EXERCISE PROMPT> From the listing below, select every line where the word "image" appears.

Records contained in a dataset
>> Begin

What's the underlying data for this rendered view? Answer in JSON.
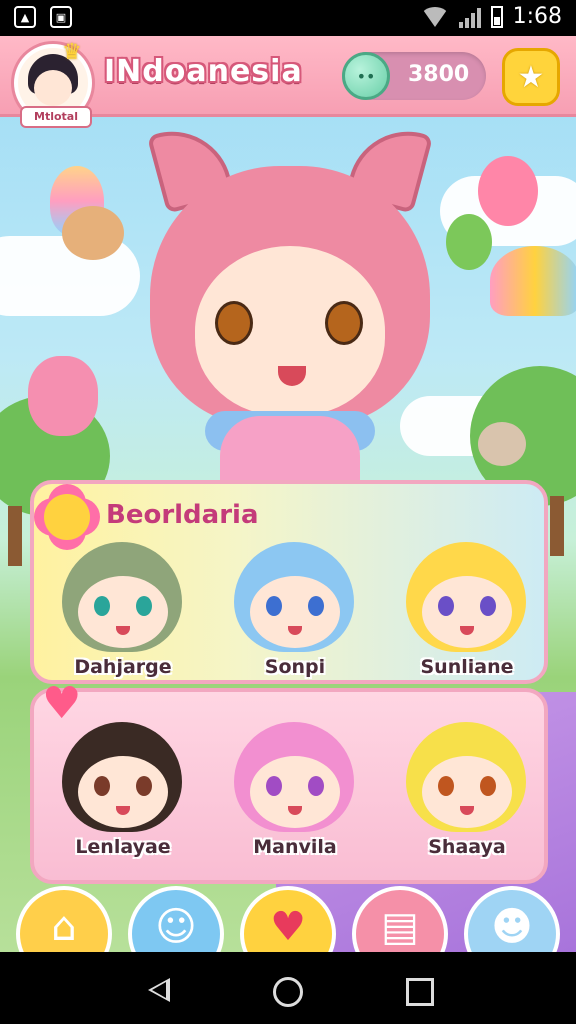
{
  "status_bar": {
    "time": "1:68",
    "left_icons": [
      "photo-icon",
      "notification-icon"
    ]
  },
  "header": {
    "title": "INdoanesia",
    "avatar_badge": "Mtlotal",
    "currency_value": "3800",
    "crown_icon": "crown-icon",
    "coin_icon": "coin-icon",
    "star_icon": "star-icon"
  },
  "panel_one": {
    "title": "Beorldaria",
    "characters": [
      {
        "name": "Dahjarge"
      },
      {
        "name": "Sonpi"
      },
      {
        "name": "Sunliane"
      }
    ]
  },
  "panel_two": {
    "characters": [
      {
        "name": "Lenlayae"
      },
      {
        "name": "Manvila"
      },
      {
        "name": "Shaaya"
      }
    ]
  },
  "bottom_nav": [
    {
      "icon": "home-icon",
      "glyph": "⌂",
      "color": "#ffcf4a"
    },
    {
      "icon": "ghost-icon",
      "glyph": "☺",
      "color": "#7ec8f2"
    },
    {
      "icon": "heart-icon",
      "glyph": "♥",
      "color": "#ffd23f"
    },
    {
      "icon": "document-icon",
      "glyph": "▤",
      "color": "#f590a8"
    },
    {
      "icon": "cat-icon",
      "glyph": "☻",
      "color": "#9fd4f4"
    }
  ],
  "colors": {
    "accent_pink": "#f79fb3",
    "title_outline": "#d6587a",
    "currency_pill": "#d88fb0",
    "star_button": "#ffd43b"
  }
}
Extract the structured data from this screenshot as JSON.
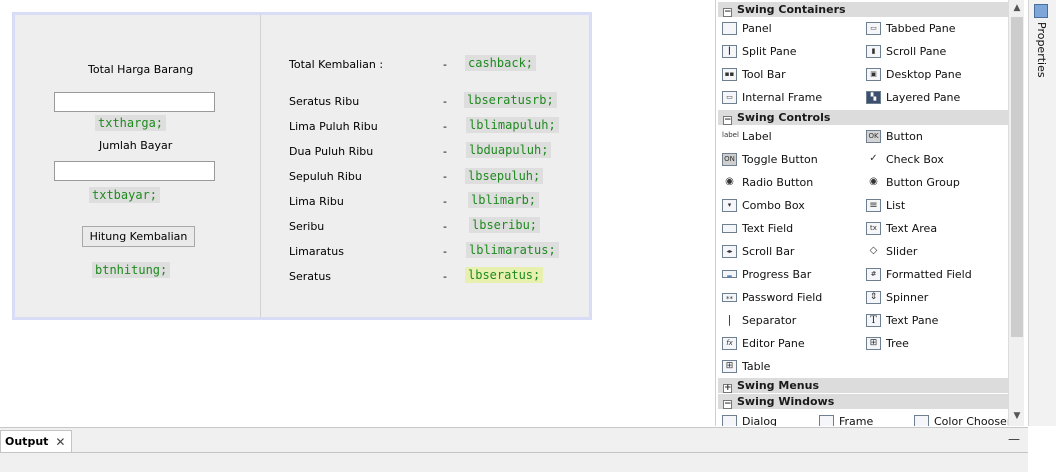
{
  "form": {
    "total_harga_label": "Total Harga Barang",
    "txtharga_code": "txtharga;",
    "jumlah_bayar_label": "Jumlah Bayar",
    "txtbayar_code": "txtbayar;",
    "hitung_button": "Hitung Kembalian",
    "btnhitung_code": "btnhitung;",
    "rows": [
      {
        "label": "Total Kembalian :",
        "dash": "-",
        "code": "cashback;"
      },
      {
        "label": "Seratus Ribu",
        "dash": "-",
        "code": "lbseratusrb;"
      },
      {
        "label": "Lima Puluh Ribu",
        "dash": "-",
        "code": "lblimapuluh;"
      },
      {
        "label": "Dua Puluh Ribu",
        "dash": "-",
        "code": "lbduapuluh;"
      },
      {
        "label": "Sepuluh Ribu",
        "dash": "-",
        "code": "lbsepuluh;"
      },
      {
        "label": "Lima Ribu",
        "dash": "-",
        "code": "lblimarb;"
      },
      {
        "label": "Seribu",
        "dash": "-",
        "code": "lbseribu;"
      },
      {
        "label": "Limaratus",
        "dash": "-",
        "code": "lblimaratus;"
      },
      {
        "label": "Seratus",
        "dash": "-",
        "code": "lbseratus;"
      }
    ]
  },
  "palette": {
    "categories": {
      "containers": "Swing Containers",
      "controls": "Swing Controls",
      "menus": "Swing Menus",
      "windows": "Swing Windows"
    },
    "containers": [
      {
        "label": "Panel",
        "icon": "panel-icon"
      },
      {
        "label": "Tabbed Pane",
        "icon": "tabbed-pane-icon"
      },
      {
        "label": "Split Pane",
        "icon": "split-pane-icon"
      },
      {
        "label": "Scroll Pane",
        "icon": "scroll-pane-icon"
      },
      {
        "label": "Tool Bar",
        "icon": "tool-bar-icon"
      },
      {
        "label": "Desktop Pane",
        "icon": "desktop-pane-icon"
      },
      {
        "label": "Internal Frame",
        "icon": "internal-frame-icon"
      },
      {
        "label": "Layered Pane",
        "icon": "layered-pane-icon"
      }
    ],
    "controls": [
      {
        "label": "Label",
        "icon": "label-icon",
        "glyph": "label"
      },
      {
        "label": "Button",
        "icon": "button-icon",
        "glyph": "OK"
      },
      {
        "label": "Toggle Button",
        "icon": "toggle-button-icon",
        "glyph": "ON"
      },
      {
        "label": "Check Box",
        "icon": "check-box-icon",
        "glyph": "✓"
      },
      {
        "label": "Radio Button",
        "icon": "radio-button-icon",
        "glyph": "◉"
      },
      {
        "label": "Button Group",
        "icon": "button-group-icon",
        "glyph": "◉"
      },
      {
        "label": "Combo Box",
        "icon": "combo-box-icon",
        "glyph": "▾"
      },
      {
        "label": "List",
        "icon": "list-icon",
        "glyph": "≡"
      },
      {
        "label": "Text Field",
        "icon": "text-field-icon",
        "glyph": ""
      },
      {
        "label": "Text Area",
        "icon": "text-area-icon",
        "glyph": "tx"
      },
      {
        "label": "Scroll Bar",
        "icon": "scroll-bar-icon",
        "glyph": "◂▸"
      },
      {
        "label": "Slider",
        "icon": "slider-icon",
        "glyph": "◇"
      },
      {
        "label": "Progress Bar",
        "icon": "progress-bar-icon",
        "glyph": "▬"
      },
      {
        "label": "Formatted Field",
        "icon": "formatted-field-icon",
        "glyph": "#"
      },
      {
        "label": "Password Field",
        "icon": "password-field-icon",
        "glyph": "**"
      },
      {
        "label": "Spinner",
        "icon": "spinner-icon",
        "glyph": "⇕"
      },
      {
        "label": "Separator",
        "icon": "separator-icon",
        "glyph": "|"
      },
      {
        "label": "Text Pane",
        "icon": "text-pane-icon",
        "glyph": "T"
      },
      {
        "label": "Editor Pane",
        "icon": "editor-pane-icon",
        "glyph": "fx"
      },
      {
        "label": "Tree",
        "icon": "tree-icon",
        "glyph": "⊞"
      },
      {
        "label": "Table",
        "icon": "table-icon",
        "glyph": "⊞"
      }
    ],
    "windows": [
      {
        "label": "Dialog",
        "icon": "dialog-icon"
      },
      {
        "label": "Frame",
        "icon": "frame-icon"
      },
      {
        "label": "Color Chooser",
        "icon": "color-chooser-icon"
      }
    ]
  },
  "properties_label": "Properties",
  "output": {
    "tab_label": "Output",
    "close": "✕",
    "minimize": "—"
  }
}
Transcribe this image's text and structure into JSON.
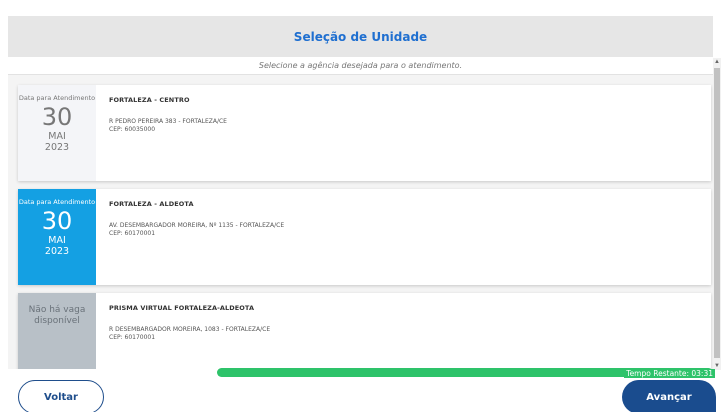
{
  "header": {
    "title": "Seleção de Unidade"
  },
  "subtitle": "Selecione a agência desejada para o atendimento.",
  "cards": [
    {
      "state": "plain",
      "date_label": "Data para Atendimento",
      "day": "30",
      "month": "MAI",
      "year": "2023",
      "name": "FORTALEZA - CENTRO",
      "address": "R PEDRO PEREIRA 383 - FORTALEZA/CE",
      "cep": "CEP: 60035000"
    },
    {
      "state": "selected",
      "date_label": "Data para Atendimento",
      "day": "30",
      "month": "MAI",
      "year": "2023",
      "name": "FORTALEZA - ALDEOTA",
      "address": "AV. DESEMBARGADOR MOREIRA, Nº 1135 - FORTALEZA/CE",
      "cep": "CEP: 60170001"
    },
    {
      "state": "unavailable",
      "unavailable_label": "Não há vaga disponível",
      "name": "PRISMA VIRTUAL FORTALEZA-ALDEOTA",
      "address": "R DESEMBARGADOR MOREIRA, 1083 - FORTALEZA/CE",
      "cep": "CEP: 60170001"
    }
  ],
  "timer": {
    "label": "Tempo Restante: 03:31"
  },
  "buttons": {
    "back": "Voltar",
    "next": "Avançar"
  },
  "colors": {
    "selected": "#14a0e3",
    "primary": "#1a4c8e",
    "progress": "#2ec36a",
    "title": "#1f6fd0"
  }
}
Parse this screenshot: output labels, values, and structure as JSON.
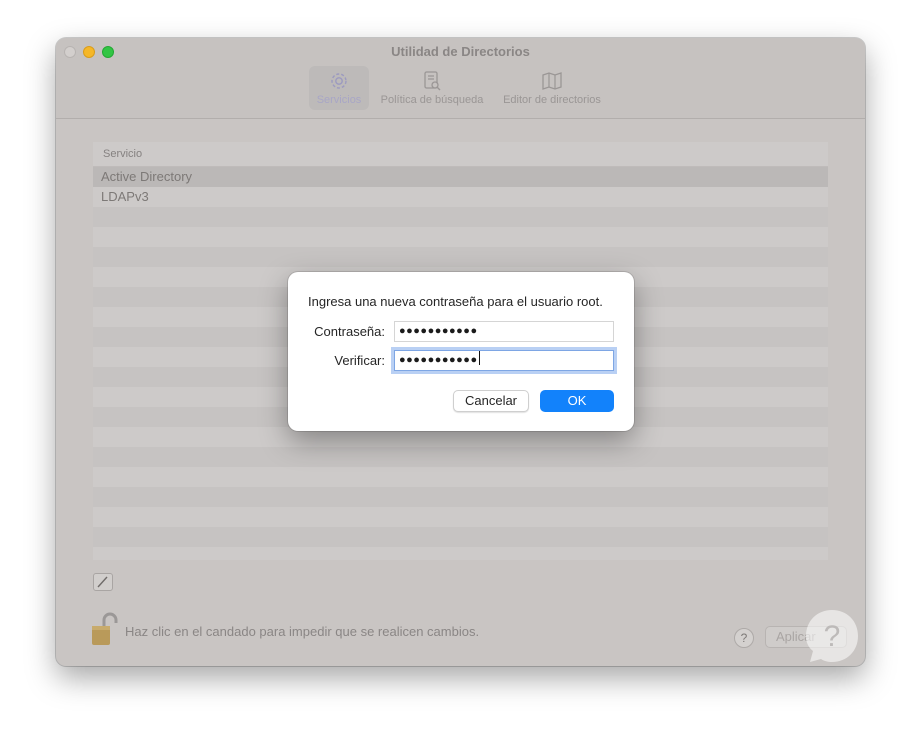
{
  "window": {
    "title": "Utilidad de Directorios"
  },
  "toolbar": {
    "items": [
      {
        "label": "Servicios",
        "icon": "gear-icon",
        "active": true
      },
      {
        "label": "Política de búsqueda",
        "icon": "search-policy-icon",
        "active": false
      },
      {
        "label": "Editor de directorios",
        "icon": "map-icon",
        "active": false
      }
    ]
  },
  "services_table": {
    "column_header": "Servicio",
    "rows": [
      "Active Directory",
      "LDAPv3"
    ],
    "selected_row": "Active Directory"
  },
  "footer": {
    "lock_message": "Haz clic en el candado para impedir que se realicen cambios.",
    "help_label": "?",
    "apply_label": "Aplicar"
  },
  "dialog": {
    "message": "Ingresa una nueva contraseña para el usuario root.",
    "password_label": "Contraseña:",
    "password_value": "●●●●●●●●●●●",
    "verify_label": "Verificar:",
    "verify_value": "●●●●●●●●●●●",
    "cancel_label": "Cancelar",
    "ok_label": "OK"
  },
  "colors": {
    "accent": "#1282fb",
    "window_bg": "#c9c5c3"
  }
}
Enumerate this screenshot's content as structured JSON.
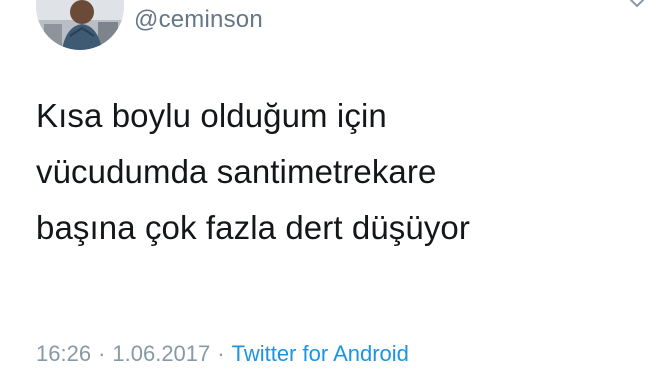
{
  "tweet": {
    "display_name": "",
    "handle": "@ceminson",
    "text_lines": [
      "Kısa boylu olduğum için",
      "vücudumda santimetrekare",
      "başına çok fazla dert düşüyor"
    ],
    "time": "16:26",
    "separator": "·",
    "date": "1.06.2017",
    "source": "Twitter for Android"
  },
  "icons": {
    "avatar": "profile-photo",
    "menu": "chevron-down-icon"
  },
  "colors": {
    "text": "#14171a",
    "handle": "#657786",
    "meta": "#8899a6",
    "link": "#1b95e0",
    "background": "#ffffff"
  }
}
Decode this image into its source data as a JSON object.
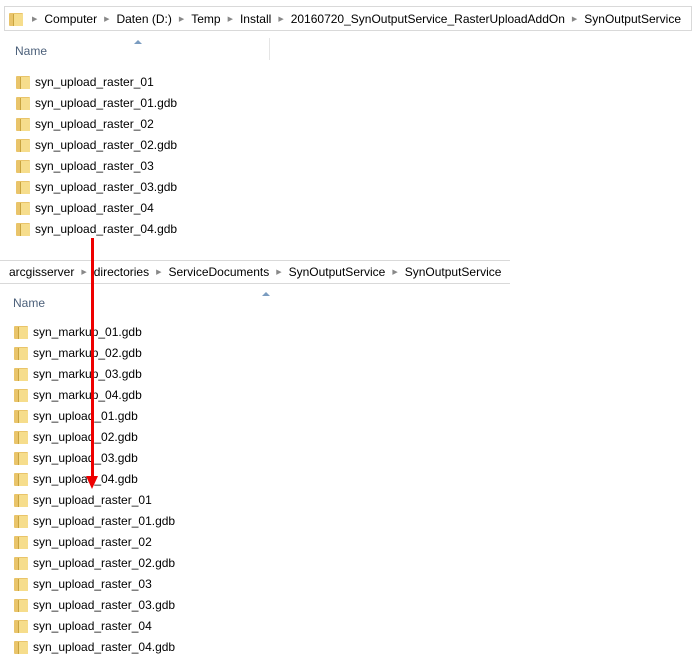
{
  "top": {
    "breadcrumb": [
      "Computer",
      "Daten (D:)",
      "Temp",
      "Install",
      "20160720_SynOutputService_RasterUploadAddOn",
      "SynOutputService"
    ],
    "column_header": "Name",
    "items": [
      "syn_upload_raster_01",
      "syn_upload_raster_01.gdb",
      "syn_upload_raster_02",
      "syn_upload_raster_02.gdb",
      "syn_upload_raster_03",
      "syn_upload_raster_03.gdb",
      "syn_upload_raster_04",
      "syn_upload_raster_04.gdb"
    ]
  },
  "bottom": {
    "breadcrumb": [
      "arcgisserver",
      "directories",
      "ServiceDocuments",
      "SynOutputService",
      "SynOutputService"
    ],
    "column_header": "Name",
    "items": [
      "syn_markup_01.gdb",
      "syn_markup_02.gdb",
      "syn_markup_03.gdb",
      "syn_markup_04.gdb",
      "syn_upload_01.gdb",
      "syn_upload_02.gdb",
      "syn_upload_03.gdb",
      "syn_upload_04.gdb",
      "syn_upload_raster_01",
      "syn_upload_raster_01.gdb",
      "syn_upload_raster_02",
      "syn_upload_raster_02.gdb",
      "syn_upload_raster_03",
      "syn_upload_raster_03.gdb",
      "syn_upload_raster_04",
      "syn_upload_raster_04.gdb"
    ]
  },
  "colors": {
    "arrow": "#ee0000",
    "header_text": "#4c607a"
  }
}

>> End

RESULT BELOW>
Transcribe this image's text and structure into JSON.
Decode this image into its source data as a JSON object.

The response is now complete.